# START OF INPUT RECORDS

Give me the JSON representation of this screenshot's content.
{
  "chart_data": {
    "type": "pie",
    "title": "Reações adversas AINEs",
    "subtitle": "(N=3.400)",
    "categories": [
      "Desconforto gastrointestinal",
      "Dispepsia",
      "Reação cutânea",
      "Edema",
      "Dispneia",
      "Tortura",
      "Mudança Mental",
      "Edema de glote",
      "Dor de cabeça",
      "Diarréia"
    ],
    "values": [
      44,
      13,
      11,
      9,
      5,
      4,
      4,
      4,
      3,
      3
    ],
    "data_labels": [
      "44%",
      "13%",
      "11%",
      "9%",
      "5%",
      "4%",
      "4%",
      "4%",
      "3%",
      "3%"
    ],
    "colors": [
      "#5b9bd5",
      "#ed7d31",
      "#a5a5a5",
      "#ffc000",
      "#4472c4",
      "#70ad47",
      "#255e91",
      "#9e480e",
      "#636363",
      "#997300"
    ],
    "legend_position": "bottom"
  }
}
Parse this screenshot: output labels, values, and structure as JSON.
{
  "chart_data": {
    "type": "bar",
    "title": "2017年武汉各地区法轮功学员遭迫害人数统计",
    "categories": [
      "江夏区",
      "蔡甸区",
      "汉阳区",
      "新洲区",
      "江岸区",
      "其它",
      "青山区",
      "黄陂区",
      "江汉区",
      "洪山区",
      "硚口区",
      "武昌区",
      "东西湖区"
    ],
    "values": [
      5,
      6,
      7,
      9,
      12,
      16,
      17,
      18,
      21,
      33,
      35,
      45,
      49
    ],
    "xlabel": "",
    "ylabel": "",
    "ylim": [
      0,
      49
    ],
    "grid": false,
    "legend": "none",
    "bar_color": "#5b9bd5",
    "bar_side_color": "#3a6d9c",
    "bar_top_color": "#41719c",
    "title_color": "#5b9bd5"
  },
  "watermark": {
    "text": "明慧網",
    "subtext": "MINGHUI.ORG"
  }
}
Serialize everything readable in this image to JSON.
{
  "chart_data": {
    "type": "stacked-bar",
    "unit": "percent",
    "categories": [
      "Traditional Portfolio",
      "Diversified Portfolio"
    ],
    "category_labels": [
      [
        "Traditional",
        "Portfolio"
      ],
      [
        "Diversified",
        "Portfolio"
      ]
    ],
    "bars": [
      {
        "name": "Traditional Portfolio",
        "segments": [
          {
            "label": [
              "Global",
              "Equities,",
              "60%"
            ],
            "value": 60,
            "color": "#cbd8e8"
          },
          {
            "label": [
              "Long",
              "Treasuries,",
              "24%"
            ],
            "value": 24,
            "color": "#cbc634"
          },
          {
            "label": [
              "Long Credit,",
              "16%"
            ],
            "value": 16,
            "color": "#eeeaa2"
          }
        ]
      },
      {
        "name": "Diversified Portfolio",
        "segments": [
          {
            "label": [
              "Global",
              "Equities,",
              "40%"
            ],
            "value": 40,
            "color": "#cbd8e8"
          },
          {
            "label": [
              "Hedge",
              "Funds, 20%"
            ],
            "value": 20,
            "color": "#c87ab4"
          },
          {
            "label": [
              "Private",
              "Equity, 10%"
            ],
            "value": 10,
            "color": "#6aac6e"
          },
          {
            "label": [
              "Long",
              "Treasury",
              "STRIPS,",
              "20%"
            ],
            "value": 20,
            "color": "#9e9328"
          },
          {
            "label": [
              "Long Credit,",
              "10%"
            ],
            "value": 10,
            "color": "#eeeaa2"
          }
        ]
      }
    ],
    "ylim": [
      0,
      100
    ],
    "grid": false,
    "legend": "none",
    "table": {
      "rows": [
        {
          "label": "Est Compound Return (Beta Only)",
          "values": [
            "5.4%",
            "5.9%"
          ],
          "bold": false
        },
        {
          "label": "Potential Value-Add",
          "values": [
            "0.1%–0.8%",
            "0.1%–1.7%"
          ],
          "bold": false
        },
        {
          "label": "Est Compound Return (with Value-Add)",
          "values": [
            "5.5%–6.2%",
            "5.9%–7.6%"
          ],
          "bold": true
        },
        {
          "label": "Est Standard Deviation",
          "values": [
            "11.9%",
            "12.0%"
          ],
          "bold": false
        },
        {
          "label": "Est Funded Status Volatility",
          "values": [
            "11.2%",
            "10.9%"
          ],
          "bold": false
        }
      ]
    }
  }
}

# END OF INPUT RECORDS

REQUIREMENT: Send back each record exactly as it stands.

FINAL ANSWER:
Give me the JSON representation of this screenshot's content.
{
  "chart_data": {
    "type": "pie",
    "title": "Reações adversas AINEs",
    "subtitle": "(N=3.400)",
    "categories": [
      "Desconforto gastrointestinal",
      "Dispepsia",
      "Reação cutânea",
      "Edema",
      "Dispneia",
      "Tortura",
      "Mudança Mental",
      "Edema de glote",
      "Dor de cabeça",
      "Diarréia"
    ],
    "values": [
      44,
      13,
      11,
      9,
      5,
      4,
      4,
      4,
      3,
      3
    ],
    "data_labels": [
      "44%",
      "13%",
      "11%",
      "9%",
      "5%",
      "4%",
      "4%",
      "4%",
      "3%",
      "3%"
    ],
    "colors": [
      "#5b9bd5",
      "#ed7d31",
      "#a5a5a5",
      "#ffc000",
      "#4472c4",
      "#70ad47",
      "#255e91",
      "#9e480e",
      "#636363",
      "#997300"
    ],
    "legend_position": "bottom"
  }
}
Parse this screenshot: output labels, values, and structure as JSON.
{
  "chart_data": {
    "type": "bar",
    "title": "2017年武汉各地区法轮功学员遭迫害人数统计",
    "categories": [
      "江夏区",
      "蔡甸区",
      "汉阳区",
      "新洲区",
      "江岸区",
      "其它",
      "青山区",
      "黄陂区",
      "江汉区",
      "洪山区",
      "硚口区",
      "武昌区",
      "东西湖区"
    ],
    "values": [
      5,
      6,
      7,
      9,
      12,
      16,
      17,
      18,
      21,
      33,
      35,
      45,
      49
    ],
    "xlabel": "",
    "ylabel": "",
    "ylim": [
      0,
      49
    ],
    "grid": false,
    "legend": "none",
    "bar_color": "#5b9bd5",
    "bar_side_color": "#3a6d9c",
    "bar_top_color": "#41719c",
    "title_color": "#5b9bd5"
  },
  "watermark": {
    "text": "明慧網",
    "subtext": "MINGHUI.ORG"
  }
}
Serialize everything readable in this image to JSON.
{
  "chart_data": {
    "type": "stacked-bar",
    "unit": "percent",
    "categories": [
      "Traditional Portfolio",
      "Diversified Portfolio"
    ],
    "category_labels": [
      [
        "Traditional",
        "Portfolio"
      ],
      [
        "Diversified",
        "Portfolio"
      ]
    ],
    "bars": [
      {
        "name": "Traditional Portfolio",
        "segments": [
          {
            "label": [
              "Global",
              "Equities,",
              "60%"
            ],
            "value": 60,
            "color": "#cbd8e8"
          },
          {
            "label": [
              "Long",
              "Treasuries,",
              "24%"
            ],
            "value": 24,
            "color": "#cbc634"
          },
          {
            "label": [
              "Long Credit,",
              "16%"
            ],
            "value": 16,
            "color": "#eeeaa2"
          }
        ]
      },
      {
        "name": "Diversified Portfolio",
        "segments": [
          {
            "label": [
              "Global",
              "Equities,",
              "40%"
            ],
            "value": 40,
            "color": "#cbd8e8"
          },
          {
            "label": [
              "Hedge",
              "Funds, 20%"
            ],
            "value": 20,
            "color": "#c87ab4"
          },
          {
            "label": [
              "Private",
              "Equity, 10%"
            ],
            "value": 10,
            "color": "#6aac6e"
          },
          {
            "label": [
              "Long",
              "Treasury",
              "STRIPS,",
              "20%"
            ],
            "value": 20,
            "color": "#9e9328"
          },
          {
            "label": [
              "Long Credit,",
              "10%"
            ],
            "value": 10,
            "color": "#eeeaa2"
          }
        ]
      }
    ],
    "ylim": [
      0,
      100
    ],
    "grid": false,
    "legend": "none",
    "table": {
      "rows": [
        {
          "label": "Est Compound Return (Beta Only)",
          "values": [
            "5.4%",
            "5.9%"
          ],
          "bold": false
        },
        {
          "label": "Potential Value-Add",
          "values": [
            "0.1%–0.8%",
            "0.1%–1.7%"
          ],
          "bold": false
        },
        {
          "label": "Est Compound Return (with Value-Add)",
          "values": [
            "5.5%–6.2%",
            "5.9%–7.6%"
          ],
          "bold": true
        },
        {
          "label": "Est Standard Deviation",
          "values": [
            "11.9%",
            "12.0%"
          ],
          "bold": false
        },
        {
          "label": "Est Funded Status Volatility",
          "values": [
            "11.2%",
            "10.9%"
          ],
          "bold": false
        }
      ]
    }
  }
}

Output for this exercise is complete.